___ Extracted entries ___

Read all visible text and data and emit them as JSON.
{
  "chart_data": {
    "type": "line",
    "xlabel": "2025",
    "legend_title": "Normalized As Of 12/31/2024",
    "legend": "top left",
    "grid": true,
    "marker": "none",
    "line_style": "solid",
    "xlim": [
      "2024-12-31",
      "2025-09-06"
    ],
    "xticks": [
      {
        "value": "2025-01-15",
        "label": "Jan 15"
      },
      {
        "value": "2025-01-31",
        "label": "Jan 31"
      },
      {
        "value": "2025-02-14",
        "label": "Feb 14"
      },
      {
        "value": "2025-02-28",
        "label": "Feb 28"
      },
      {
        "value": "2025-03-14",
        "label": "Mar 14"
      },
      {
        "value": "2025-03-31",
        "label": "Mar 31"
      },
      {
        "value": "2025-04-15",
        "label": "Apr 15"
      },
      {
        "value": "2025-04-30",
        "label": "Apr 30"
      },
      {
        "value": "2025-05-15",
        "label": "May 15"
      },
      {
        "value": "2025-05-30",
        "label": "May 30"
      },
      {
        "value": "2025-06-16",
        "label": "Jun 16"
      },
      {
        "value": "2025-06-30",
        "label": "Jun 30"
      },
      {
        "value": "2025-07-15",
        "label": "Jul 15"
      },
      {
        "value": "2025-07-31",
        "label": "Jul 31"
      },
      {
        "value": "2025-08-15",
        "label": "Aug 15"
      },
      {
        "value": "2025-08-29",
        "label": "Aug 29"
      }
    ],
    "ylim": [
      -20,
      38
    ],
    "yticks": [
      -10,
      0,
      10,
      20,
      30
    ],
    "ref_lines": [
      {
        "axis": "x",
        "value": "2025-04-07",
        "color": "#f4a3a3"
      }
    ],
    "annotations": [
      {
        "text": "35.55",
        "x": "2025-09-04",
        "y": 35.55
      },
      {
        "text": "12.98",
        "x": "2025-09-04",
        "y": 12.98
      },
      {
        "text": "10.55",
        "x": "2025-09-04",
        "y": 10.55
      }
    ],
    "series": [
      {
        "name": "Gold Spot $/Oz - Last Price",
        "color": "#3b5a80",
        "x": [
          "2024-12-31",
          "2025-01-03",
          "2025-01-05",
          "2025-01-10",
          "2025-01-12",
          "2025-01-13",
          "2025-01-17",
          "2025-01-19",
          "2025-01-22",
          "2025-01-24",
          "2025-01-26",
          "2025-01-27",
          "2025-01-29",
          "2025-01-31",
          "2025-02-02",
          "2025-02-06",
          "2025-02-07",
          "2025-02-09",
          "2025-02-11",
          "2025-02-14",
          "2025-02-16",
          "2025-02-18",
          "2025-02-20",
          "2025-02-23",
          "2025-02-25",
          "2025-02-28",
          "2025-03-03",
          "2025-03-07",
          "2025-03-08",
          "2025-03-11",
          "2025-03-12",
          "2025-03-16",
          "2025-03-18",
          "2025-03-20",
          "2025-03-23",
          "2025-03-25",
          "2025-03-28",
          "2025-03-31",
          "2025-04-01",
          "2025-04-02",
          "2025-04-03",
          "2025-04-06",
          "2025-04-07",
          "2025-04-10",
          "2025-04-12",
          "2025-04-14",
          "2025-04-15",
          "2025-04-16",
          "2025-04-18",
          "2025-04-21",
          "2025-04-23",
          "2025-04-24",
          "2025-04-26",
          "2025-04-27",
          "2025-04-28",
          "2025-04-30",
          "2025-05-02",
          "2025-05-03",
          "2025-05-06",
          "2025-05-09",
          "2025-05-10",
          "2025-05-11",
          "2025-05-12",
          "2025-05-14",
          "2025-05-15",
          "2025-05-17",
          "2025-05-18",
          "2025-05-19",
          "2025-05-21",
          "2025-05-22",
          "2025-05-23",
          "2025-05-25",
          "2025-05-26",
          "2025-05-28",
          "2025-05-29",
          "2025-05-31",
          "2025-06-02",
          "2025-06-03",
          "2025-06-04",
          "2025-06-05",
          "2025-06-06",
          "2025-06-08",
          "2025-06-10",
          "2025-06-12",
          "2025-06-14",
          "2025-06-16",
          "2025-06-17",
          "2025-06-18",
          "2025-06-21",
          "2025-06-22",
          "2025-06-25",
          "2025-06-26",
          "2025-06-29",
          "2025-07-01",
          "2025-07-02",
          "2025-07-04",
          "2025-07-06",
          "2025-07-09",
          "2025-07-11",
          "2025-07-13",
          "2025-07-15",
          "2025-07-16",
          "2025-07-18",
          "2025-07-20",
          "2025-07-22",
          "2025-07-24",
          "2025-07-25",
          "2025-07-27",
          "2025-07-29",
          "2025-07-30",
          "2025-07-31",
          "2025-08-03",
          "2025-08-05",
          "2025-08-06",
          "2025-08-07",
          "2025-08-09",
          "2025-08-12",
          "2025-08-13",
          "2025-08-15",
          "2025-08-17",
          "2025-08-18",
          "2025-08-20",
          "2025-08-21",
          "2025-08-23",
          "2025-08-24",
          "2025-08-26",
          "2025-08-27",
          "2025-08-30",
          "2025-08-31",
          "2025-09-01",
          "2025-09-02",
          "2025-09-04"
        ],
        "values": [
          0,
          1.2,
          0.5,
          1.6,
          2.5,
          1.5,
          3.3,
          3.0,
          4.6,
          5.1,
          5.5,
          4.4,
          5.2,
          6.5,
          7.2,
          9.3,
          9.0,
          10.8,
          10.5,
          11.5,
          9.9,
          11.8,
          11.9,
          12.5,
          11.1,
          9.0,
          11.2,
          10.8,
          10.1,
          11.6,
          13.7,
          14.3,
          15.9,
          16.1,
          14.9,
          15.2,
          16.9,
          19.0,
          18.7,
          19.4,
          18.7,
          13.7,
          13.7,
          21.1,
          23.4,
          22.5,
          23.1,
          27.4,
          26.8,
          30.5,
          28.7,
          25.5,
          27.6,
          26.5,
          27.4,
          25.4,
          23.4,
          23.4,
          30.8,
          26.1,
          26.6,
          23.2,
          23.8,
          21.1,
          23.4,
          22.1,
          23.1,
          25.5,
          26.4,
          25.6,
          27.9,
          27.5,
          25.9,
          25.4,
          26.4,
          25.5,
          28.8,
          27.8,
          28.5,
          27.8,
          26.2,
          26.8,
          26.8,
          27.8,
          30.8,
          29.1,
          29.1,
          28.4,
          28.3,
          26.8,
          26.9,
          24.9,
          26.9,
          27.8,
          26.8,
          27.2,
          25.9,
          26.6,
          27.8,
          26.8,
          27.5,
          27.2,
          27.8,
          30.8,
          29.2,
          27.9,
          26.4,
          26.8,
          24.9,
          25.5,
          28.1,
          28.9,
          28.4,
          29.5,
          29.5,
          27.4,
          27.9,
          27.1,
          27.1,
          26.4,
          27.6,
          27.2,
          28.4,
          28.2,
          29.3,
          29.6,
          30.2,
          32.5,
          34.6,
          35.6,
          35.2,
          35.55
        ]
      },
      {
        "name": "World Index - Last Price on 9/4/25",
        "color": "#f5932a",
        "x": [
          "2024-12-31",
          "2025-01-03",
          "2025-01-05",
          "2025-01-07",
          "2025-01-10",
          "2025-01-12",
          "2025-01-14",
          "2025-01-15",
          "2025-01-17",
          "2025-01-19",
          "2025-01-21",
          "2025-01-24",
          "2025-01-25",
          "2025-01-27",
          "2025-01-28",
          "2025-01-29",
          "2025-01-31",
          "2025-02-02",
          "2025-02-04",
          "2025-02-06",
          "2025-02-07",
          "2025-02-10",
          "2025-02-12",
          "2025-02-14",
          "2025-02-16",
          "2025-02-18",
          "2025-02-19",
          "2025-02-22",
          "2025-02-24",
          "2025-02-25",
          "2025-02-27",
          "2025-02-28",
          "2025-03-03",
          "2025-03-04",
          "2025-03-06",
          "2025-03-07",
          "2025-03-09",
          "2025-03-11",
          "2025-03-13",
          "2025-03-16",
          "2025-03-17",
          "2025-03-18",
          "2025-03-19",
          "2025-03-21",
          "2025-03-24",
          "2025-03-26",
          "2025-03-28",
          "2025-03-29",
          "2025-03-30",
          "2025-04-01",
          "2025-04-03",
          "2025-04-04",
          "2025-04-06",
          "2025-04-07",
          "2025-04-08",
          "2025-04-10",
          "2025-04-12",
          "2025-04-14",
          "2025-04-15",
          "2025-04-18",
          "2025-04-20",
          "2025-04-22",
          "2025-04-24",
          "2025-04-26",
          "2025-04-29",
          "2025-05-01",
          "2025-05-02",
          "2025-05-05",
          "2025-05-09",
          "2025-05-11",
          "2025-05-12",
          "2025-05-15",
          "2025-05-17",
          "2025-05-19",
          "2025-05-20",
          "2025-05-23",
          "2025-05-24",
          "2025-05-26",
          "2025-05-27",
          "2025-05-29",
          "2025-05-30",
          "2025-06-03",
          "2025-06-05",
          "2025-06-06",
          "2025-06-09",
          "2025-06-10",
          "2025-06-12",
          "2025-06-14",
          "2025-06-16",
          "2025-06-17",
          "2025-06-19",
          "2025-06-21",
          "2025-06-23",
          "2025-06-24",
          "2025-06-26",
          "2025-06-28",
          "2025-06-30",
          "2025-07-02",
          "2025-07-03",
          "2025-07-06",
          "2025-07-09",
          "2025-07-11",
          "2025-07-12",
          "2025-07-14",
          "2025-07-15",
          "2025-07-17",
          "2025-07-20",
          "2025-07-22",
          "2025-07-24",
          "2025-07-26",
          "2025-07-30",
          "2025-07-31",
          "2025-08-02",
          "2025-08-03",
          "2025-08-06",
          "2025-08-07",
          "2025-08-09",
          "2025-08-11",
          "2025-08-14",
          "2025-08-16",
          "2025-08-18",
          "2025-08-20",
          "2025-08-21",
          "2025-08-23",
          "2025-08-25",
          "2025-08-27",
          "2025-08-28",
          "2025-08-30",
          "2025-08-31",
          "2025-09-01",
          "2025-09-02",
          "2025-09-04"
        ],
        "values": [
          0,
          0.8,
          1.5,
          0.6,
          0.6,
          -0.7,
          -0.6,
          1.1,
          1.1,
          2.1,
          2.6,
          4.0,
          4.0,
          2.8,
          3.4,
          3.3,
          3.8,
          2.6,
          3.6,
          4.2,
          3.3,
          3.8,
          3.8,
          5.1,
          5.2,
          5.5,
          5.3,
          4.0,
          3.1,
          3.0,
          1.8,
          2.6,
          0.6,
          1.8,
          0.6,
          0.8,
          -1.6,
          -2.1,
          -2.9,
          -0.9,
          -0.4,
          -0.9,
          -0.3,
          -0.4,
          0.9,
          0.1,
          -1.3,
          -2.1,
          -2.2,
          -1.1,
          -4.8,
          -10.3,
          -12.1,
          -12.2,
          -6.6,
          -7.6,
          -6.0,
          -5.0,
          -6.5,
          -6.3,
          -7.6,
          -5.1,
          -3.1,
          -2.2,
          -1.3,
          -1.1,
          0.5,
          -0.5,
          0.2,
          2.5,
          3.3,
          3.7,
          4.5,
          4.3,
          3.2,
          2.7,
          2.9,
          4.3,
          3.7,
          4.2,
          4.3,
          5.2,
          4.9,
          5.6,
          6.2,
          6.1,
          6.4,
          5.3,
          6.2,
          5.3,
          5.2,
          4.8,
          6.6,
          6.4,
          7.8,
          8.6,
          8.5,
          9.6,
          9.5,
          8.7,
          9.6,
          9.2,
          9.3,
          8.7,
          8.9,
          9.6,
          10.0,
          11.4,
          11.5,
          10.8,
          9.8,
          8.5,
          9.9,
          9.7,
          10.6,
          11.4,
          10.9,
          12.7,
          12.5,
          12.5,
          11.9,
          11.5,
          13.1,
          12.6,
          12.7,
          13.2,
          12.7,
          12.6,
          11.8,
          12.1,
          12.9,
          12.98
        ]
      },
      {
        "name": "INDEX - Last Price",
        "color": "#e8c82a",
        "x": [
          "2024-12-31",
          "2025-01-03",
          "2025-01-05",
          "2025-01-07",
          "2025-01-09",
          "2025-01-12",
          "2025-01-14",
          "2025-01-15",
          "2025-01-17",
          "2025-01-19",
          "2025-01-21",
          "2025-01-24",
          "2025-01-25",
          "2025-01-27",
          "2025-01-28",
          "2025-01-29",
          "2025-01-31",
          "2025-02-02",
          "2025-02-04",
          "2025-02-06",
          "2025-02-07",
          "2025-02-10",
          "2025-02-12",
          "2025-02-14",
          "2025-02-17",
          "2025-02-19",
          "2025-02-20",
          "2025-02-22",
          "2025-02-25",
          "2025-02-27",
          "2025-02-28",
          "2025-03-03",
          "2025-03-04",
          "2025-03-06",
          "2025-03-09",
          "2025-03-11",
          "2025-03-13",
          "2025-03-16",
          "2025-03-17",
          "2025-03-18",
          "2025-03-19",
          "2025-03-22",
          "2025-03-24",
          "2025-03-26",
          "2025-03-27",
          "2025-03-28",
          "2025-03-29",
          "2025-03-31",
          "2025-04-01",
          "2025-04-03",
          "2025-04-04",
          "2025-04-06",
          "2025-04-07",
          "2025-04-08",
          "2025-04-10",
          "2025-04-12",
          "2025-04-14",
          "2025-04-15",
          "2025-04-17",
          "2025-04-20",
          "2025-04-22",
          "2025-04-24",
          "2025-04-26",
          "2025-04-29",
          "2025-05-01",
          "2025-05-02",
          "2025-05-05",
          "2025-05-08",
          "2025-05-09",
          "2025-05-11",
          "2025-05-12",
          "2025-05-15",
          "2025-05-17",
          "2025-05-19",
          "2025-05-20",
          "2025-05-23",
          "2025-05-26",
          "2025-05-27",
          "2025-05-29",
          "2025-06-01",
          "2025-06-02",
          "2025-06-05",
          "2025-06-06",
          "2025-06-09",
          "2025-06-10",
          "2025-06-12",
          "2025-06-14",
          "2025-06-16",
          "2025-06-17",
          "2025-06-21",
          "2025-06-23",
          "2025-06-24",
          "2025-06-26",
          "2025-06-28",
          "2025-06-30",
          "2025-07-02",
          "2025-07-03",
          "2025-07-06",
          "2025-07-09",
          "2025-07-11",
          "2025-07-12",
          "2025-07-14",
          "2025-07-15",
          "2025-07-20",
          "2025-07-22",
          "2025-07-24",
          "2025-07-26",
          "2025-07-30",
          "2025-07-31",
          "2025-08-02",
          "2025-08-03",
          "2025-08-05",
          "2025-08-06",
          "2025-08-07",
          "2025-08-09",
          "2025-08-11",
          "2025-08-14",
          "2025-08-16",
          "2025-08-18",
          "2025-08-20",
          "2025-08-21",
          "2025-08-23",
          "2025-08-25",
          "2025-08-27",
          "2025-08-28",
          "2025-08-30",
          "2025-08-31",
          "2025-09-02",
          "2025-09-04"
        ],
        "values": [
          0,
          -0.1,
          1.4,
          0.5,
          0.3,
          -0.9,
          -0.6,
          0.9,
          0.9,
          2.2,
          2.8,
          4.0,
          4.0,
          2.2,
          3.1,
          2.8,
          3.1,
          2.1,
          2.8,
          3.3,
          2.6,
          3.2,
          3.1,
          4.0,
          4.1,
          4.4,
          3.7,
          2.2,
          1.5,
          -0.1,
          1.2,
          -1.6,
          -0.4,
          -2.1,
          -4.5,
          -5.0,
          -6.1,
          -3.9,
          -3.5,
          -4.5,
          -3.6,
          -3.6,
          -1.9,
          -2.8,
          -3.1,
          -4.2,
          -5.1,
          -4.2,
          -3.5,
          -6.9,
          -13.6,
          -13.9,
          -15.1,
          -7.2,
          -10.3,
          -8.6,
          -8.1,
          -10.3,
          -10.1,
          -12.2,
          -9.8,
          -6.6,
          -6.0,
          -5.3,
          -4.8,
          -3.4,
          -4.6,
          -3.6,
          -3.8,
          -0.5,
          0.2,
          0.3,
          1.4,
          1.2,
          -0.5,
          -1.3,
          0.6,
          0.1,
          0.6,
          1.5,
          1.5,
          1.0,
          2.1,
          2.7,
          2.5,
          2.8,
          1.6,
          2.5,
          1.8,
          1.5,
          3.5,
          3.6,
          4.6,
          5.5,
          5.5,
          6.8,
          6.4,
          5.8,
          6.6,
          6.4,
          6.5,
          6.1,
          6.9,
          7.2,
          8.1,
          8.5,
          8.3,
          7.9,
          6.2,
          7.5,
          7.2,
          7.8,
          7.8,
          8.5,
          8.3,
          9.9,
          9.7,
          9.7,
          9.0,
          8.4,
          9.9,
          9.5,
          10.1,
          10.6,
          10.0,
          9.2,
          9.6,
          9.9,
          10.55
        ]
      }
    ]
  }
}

___

## What is asked:
Copy out each line of the data where the string "name" appears.

## Correct response:
        "name": "Gold Spot $/Oz - Last Price",
        "name": "World Index - Last Price on 9/4/25",
        "name": "INDEX - Last Price",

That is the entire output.